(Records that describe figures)
- - - - -

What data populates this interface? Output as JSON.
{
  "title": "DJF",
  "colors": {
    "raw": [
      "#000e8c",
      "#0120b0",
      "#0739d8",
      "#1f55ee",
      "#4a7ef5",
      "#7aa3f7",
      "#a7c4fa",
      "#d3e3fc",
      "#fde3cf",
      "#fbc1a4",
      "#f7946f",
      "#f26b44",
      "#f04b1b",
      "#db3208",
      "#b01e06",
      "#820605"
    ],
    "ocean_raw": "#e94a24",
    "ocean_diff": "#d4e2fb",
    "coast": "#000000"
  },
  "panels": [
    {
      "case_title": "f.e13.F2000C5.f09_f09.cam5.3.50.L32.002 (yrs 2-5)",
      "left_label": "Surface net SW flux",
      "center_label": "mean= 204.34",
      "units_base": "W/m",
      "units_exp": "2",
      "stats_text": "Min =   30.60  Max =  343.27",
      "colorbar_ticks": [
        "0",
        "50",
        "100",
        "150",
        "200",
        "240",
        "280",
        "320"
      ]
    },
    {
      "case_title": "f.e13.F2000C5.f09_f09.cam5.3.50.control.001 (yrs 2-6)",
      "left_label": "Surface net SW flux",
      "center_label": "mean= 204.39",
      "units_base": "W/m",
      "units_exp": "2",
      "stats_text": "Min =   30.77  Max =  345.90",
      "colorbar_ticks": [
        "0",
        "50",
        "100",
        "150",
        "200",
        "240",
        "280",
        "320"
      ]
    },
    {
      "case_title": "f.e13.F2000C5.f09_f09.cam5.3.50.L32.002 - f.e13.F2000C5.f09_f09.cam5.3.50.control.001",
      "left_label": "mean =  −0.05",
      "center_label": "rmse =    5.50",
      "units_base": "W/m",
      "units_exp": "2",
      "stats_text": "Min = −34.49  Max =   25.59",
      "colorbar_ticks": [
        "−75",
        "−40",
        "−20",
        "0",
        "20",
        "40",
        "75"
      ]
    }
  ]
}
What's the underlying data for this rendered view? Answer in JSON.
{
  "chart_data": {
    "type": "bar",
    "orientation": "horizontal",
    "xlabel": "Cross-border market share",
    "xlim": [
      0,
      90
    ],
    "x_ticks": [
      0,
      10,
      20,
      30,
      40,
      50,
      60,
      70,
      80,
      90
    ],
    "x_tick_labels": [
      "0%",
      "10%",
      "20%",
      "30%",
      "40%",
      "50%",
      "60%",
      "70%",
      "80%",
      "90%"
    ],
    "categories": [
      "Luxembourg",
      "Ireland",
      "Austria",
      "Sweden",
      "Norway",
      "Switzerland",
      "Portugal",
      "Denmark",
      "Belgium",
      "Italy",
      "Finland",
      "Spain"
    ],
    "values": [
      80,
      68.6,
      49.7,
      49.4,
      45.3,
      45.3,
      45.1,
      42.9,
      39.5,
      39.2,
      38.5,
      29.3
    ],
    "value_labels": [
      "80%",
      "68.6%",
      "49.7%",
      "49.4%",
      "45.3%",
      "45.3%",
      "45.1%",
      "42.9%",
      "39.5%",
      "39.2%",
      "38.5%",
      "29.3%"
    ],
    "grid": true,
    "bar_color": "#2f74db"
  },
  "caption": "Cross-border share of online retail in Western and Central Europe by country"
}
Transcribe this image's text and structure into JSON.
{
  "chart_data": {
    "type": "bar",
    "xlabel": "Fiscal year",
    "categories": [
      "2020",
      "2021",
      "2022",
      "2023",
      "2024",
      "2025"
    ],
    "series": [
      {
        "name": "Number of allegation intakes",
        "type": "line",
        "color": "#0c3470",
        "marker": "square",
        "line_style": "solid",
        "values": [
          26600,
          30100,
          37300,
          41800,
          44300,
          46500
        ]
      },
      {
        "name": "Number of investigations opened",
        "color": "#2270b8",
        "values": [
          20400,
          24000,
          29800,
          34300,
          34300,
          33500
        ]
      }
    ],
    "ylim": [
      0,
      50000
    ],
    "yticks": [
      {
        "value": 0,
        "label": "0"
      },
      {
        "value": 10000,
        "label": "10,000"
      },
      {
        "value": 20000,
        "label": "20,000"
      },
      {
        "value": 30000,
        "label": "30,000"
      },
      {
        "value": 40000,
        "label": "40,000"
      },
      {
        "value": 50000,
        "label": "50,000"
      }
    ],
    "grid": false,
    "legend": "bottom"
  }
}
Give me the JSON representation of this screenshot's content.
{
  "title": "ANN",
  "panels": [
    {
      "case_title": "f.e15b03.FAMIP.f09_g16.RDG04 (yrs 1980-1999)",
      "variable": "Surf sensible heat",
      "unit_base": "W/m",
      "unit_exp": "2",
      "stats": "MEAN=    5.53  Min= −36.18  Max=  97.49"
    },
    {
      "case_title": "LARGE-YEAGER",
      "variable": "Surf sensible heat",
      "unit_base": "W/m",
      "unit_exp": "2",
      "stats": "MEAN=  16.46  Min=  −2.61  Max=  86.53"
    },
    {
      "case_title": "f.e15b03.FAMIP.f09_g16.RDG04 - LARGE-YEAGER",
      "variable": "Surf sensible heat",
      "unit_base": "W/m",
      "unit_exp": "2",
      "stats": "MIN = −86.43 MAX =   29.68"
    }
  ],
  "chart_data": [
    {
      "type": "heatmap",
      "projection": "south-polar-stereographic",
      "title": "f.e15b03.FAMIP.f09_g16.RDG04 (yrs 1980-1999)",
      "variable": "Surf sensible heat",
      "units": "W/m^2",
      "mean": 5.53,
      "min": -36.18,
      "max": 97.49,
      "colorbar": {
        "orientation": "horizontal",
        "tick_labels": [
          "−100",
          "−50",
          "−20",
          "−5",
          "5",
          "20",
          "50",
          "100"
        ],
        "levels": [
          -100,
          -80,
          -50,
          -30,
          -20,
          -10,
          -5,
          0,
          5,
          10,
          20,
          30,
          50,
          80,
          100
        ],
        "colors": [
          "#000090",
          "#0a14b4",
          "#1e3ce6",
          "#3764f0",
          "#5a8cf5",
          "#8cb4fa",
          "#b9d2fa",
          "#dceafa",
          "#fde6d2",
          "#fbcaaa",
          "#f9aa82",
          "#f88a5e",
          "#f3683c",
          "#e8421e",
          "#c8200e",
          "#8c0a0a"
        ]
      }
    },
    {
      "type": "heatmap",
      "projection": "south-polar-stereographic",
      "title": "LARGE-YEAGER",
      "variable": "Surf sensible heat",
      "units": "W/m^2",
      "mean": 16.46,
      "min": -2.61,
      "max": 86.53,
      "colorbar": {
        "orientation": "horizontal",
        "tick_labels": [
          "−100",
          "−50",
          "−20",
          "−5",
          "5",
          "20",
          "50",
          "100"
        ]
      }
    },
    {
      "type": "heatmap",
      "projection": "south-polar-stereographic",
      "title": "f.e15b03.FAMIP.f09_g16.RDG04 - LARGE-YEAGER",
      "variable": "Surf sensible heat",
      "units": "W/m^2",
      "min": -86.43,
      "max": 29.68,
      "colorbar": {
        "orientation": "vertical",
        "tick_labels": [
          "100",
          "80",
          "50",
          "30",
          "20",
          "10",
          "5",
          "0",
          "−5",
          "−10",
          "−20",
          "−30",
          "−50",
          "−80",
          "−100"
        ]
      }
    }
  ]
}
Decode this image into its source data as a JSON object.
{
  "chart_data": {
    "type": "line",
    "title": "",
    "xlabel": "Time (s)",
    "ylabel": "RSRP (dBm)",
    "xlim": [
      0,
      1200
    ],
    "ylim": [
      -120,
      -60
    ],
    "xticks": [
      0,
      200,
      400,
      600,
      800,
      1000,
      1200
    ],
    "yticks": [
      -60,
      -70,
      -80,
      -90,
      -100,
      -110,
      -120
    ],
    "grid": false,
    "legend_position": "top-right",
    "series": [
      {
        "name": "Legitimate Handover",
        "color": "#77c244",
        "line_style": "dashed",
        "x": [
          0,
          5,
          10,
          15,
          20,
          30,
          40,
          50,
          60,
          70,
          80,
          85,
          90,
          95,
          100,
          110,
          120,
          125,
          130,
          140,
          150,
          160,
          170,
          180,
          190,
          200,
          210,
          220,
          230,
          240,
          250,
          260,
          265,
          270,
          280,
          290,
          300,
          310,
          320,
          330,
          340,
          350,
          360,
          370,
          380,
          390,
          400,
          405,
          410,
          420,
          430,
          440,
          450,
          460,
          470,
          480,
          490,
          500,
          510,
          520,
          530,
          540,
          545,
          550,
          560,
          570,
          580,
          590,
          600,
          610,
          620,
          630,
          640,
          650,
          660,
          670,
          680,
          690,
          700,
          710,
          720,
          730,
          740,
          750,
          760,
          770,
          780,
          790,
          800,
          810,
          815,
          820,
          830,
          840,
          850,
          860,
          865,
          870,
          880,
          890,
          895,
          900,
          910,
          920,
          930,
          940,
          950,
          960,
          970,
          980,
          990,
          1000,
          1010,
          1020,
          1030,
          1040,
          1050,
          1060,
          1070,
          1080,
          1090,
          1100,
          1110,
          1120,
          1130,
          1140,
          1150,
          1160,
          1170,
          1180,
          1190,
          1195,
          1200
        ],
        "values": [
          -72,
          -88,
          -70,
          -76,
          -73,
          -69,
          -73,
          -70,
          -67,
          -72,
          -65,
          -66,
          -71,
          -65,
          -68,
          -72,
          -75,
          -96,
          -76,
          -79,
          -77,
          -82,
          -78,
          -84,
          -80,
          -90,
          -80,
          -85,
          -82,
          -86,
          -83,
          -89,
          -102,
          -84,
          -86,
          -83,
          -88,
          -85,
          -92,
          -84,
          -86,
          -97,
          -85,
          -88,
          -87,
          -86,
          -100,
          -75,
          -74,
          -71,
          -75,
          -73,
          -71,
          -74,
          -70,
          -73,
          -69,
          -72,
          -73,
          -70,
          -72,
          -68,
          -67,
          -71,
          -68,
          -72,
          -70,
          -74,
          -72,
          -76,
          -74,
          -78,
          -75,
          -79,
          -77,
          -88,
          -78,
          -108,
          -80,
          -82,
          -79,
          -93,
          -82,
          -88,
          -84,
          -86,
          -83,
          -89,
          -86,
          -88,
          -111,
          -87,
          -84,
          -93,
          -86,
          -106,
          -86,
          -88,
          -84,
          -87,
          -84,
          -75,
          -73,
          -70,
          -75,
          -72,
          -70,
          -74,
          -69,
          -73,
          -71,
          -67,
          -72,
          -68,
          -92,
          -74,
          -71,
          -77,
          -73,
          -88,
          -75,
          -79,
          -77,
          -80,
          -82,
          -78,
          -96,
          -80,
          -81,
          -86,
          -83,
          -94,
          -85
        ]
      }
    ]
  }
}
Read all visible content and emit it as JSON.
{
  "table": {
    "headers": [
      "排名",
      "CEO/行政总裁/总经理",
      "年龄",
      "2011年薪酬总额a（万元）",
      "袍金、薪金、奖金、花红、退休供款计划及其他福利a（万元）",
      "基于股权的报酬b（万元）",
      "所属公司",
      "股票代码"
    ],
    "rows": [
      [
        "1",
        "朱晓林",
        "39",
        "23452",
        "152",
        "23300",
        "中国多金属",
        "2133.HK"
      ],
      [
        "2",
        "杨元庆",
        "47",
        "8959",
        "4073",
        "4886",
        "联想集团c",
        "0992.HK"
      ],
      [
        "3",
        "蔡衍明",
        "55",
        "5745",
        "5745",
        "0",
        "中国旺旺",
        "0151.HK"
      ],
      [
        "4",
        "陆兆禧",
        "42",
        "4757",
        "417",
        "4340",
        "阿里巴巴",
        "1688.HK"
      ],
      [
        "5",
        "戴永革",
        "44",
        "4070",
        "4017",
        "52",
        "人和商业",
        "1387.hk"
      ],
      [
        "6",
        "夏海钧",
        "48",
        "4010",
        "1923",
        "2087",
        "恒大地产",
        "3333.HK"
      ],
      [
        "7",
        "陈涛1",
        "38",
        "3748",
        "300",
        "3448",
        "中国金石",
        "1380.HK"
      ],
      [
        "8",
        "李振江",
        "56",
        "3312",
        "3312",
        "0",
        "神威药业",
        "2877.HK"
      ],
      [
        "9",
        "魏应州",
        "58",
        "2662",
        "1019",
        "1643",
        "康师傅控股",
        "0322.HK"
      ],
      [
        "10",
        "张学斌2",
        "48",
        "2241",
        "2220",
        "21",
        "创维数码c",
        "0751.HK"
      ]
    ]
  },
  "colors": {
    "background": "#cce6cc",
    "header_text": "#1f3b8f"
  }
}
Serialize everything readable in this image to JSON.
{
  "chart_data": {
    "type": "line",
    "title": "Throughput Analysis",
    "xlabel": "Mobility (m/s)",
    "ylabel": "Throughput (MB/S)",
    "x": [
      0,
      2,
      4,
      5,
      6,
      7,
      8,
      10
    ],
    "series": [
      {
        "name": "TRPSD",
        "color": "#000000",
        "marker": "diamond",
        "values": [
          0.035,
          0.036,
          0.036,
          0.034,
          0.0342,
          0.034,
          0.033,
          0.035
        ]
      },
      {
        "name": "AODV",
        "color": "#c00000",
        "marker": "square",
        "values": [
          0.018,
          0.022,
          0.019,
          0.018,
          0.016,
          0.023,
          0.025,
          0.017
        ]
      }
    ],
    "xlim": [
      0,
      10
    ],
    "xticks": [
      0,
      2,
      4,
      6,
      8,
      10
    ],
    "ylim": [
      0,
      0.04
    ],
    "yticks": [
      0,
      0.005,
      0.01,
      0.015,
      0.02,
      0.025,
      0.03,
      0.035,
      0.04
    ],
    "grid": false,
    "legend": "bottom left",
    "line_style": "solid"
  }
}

- - - - -

Written exercise ▸
Find every line containing the word "orientation", then give the total and nothing more.

Complete output ▸
4